### [What to work on]
Copy the rows from the one containing "column-divider[interactable] <box>354 131" through the one containing "matlab-file-icon <box>38 384 58 400</box>", both included, and reproduce nothing else.

### [Data to process]

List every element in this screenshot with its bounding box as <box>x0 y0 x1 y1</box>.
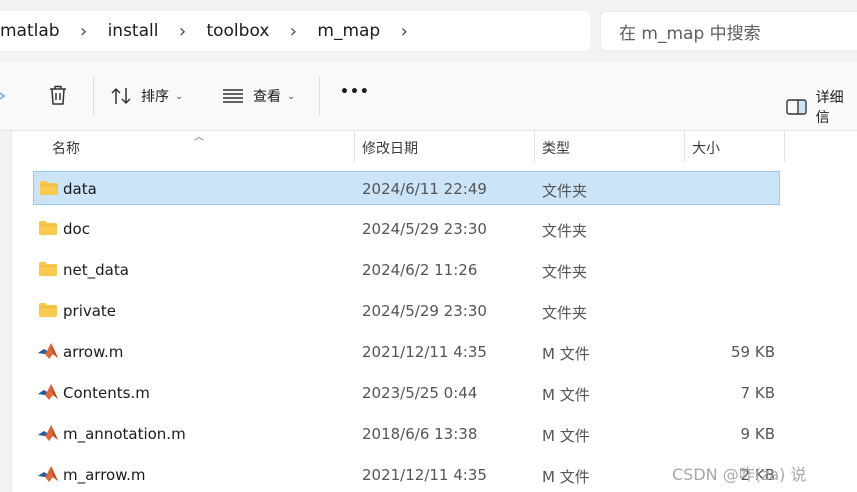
column-divider[interactable] <box>354 131 355 162</box>
sort-button[interactable]: 排序 ⌄ <box>110 86 183 106</box>
file-name: Contents.m <box>63 384 150 402</box>
matlab-file-icon <box>38 343 58 359</box>
sort-ascending-icon: ︿ <box>194 132 204 143</box>
folder-icon <box>40 181 58 195</box>
breadcrumb: matlab › install › toolbox › m_map › <box>0 11 590 51</box>
file-modified: 2021/12/11 4:35 <box>362 466 487 484</box>
breadcrumb-item-install[interactable]: install <box>108 21 159 41</box>
matlab-file-icon <box>38 384 58 400</box>
file-name: arrow.m <box>63 343 124 361</box>
more-options-button[interactable]: ••• <box>340 84 370 100</box>
file-type: M 文件 <box>542 468 590 486</box>
column-header-type[interactable]: 类型 <box>542 138 570 158</box>
file-modified: 2024/5/29 23:30 <box>362 220 487 238</box>
file-row-doc[interactable]: doc 2024/5/29 23:30 文件夹 <box>33 212 780 246</box>
view-button[interactable]: 查看 ⌄ <box>222 86 295 106</box>
file-modified: 2021/12/11 4:35 <box>362 343 487 361</box>
chevron-right-icon[interactable]: › <box>269 21 317 42</box>
toolbar-divider <box>93 77 94 115</box>
view-label: 查看 <box>253 89 281 105</box>
folder-icon <box>39 221 57 235</box>
file-row-data[interactable]: data 2024/6/11 22:49 文件夹 <box>33 171 780 205</box>
watermark: CSDN @咋(za) 说 <box>672 465 807 484</box>
chevron-down-icon: ⌄ <box>175 90 184 102</box>
file-name: m_arrow.m <box>63 466 146 484</box>
file-type: 文件夹 <box>542 263 588 281</box>
column-header-modified[interactable]: 修改日期 <box>362 138 418 158</box>
column-divider[interactable] <box>784 131 785 162</box>
file-modified: 2018/6/6 13:38 <box>362 425 478 443</box>
command-bar: 排序 ⌄ 查看 ⌄ ••• 详细信 <box>0 62 857 131</box>
file-type: 文件夹 <box>542 304 588 322</box>
share-icon[interactable] <box>0 86 8 106</box>
file-modified: 2024/6/11 22:49 <box>362 180 487 198</box>
folder-icon <box>39 303 57 317</box>
file-modified: 2023/5/25 0:44 <box>362 384 478 402</box>
chevron-right-icon[interactable]: › <box>158 21 206 42</box>
breadcrumb-item-toolbox[interactable]: toolbox <box>206 21 269 41</box>
chevron-down-icon: ⌄ <box>287 90 296 102</box>
matlab-file-icon <box>38 425 58 441</box>
column-divider[interactable] <box>684 131 685 162</box>
file-type: M 文件 <box>542 345 590 363</box>
file-row-private[interactable]: private 2024/5/29 23:30 文件夹 <box>33 294 780 328</box>
column-divider[interactable] <box>534 131 535 162</box>
file-size: 9 KB <box>740 425 775 443</box>
file-size: 7 KB <box>740 384 775 402</box>
chevron-right-icon[interactable]: › <box>380 21 428 42</box>
breadcrumb-item-m-map[interactable]: m_map <box>317 21 380 41</box>
search-input[interactable]: 在 m_map 中搜索 <box>600 11 857 51</box>
column-header-name[interactable]: 名称 <box>52 138 80 158</box>
file-row-arrow-m[interactable]: arrow.m 2021/12/11 4:35 M 文件 59 KB <box>33 335 780 369</box>
file-row-m-annotation-m[interactable]: m_annotation.m 2018/6/6 13:38 M 文件 9 KB <box>33 417 780 451</box>
sort-label: 排序 <box>141 89 169 105</box>
search-placeholder: 在 m_map 中搜索 <box>619 23 761 44</box>
view-icon <box>223 89 243 103</box>
breadcrumb-item-matlab[interactable]: matlab <box>0 21 60 41</box>
file-name: net_data <box>63 261 129 279</box>
folder-icon <box>39 262 57 276</box>
file-name: private <box>63 302 117 320</box>
file-name: m_annotation.m <box>63 425 186 443</box>
details-pane-icon <box>786 99 807 115</box>
chevron-right-icon[interactable]: › <box>60 21 108 42</box>
address-bar: matlab › install › toolbox › m_map › 在 m… <box>0 0 857 63</box>
file-list: ︿ 名称 修改日期 类型 大小 data 2024/6/11 22:49 文件夹… <box>0 131 857 492</box>
file-row-contents-m[interactable]: Contents.m 2023/5/25 0:44 M 文件 7 KB <box>33 376 780 410</box>
file-type: 文件夹 <box>542 222 588 240</box>
file-row-net-data[interactable]: net_data 2024/6/2 11:26 文件夹 <box>33 253 780 287</box>
details-label: 详细信 <box>815 90 844 126</box>
file-size: 59 KB <box>731 343 775 361</box>
sort-icon <box>111 88 131 104</box>
column-header-size[interactable]: 大小 <box>692 138 720 158</box>
toolbar-divider <box>319 77 320 115</box>
file-modified: 2024/5/29 23:30 <box>362 302 487 320</box>
file-row-m-arrow-m[interactable]: m_arrow.m 2021/12/11 4:35 M 文件 2 KB <box>33 458 780 492</box>
matlab-file-icon <box>38 466 58 482</box>
file-name: data <box>63 180 97 198</box>
file-type: M 文件 <box>542 427 590 445</box>
trash-icon[interactable] <box>48 84 68 106</box>
file-modified: 2024/6/2 11:26 <box>362 261 478 279</box>
column-header-row: ︿ 名称 修改日期 类型 大小 <box>0 131 857 162</box>
details-pane-button[interactable]: 详细信 <box>786 87 857 127</box>
file-type: 文件夹 <box>542 182 588 200</box>
file-name: doc <box>63 220 90 238</box>
file-type: M 文件 <box>542 386 590 404</box>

### [Output of the task]
column-divider[interactable] <box>354 131 355 162</box>
sort-button[interactable]: 排序 ⌄ <box>110 86 183 106</box>
file-name: Contents.m <box>63 384 150 402</box>
matlab-file-icon <box>38 343 58 359</box>
sort-ascending-icon: ︿ <box>194 132 204 143</box>
folder-icon <box>40 181 58 195</box>
breadcrumb: matlab › install › toolbox › m_map › <box>0 11 590 51</box>
file-modified: 2021/12/11 4:35 <box>362 466 487 484</box>
breadcrumb-item-install[interactable]: install <box>108 21 159 41</box>
matlab-file-icon <box>38 384 58 400</box>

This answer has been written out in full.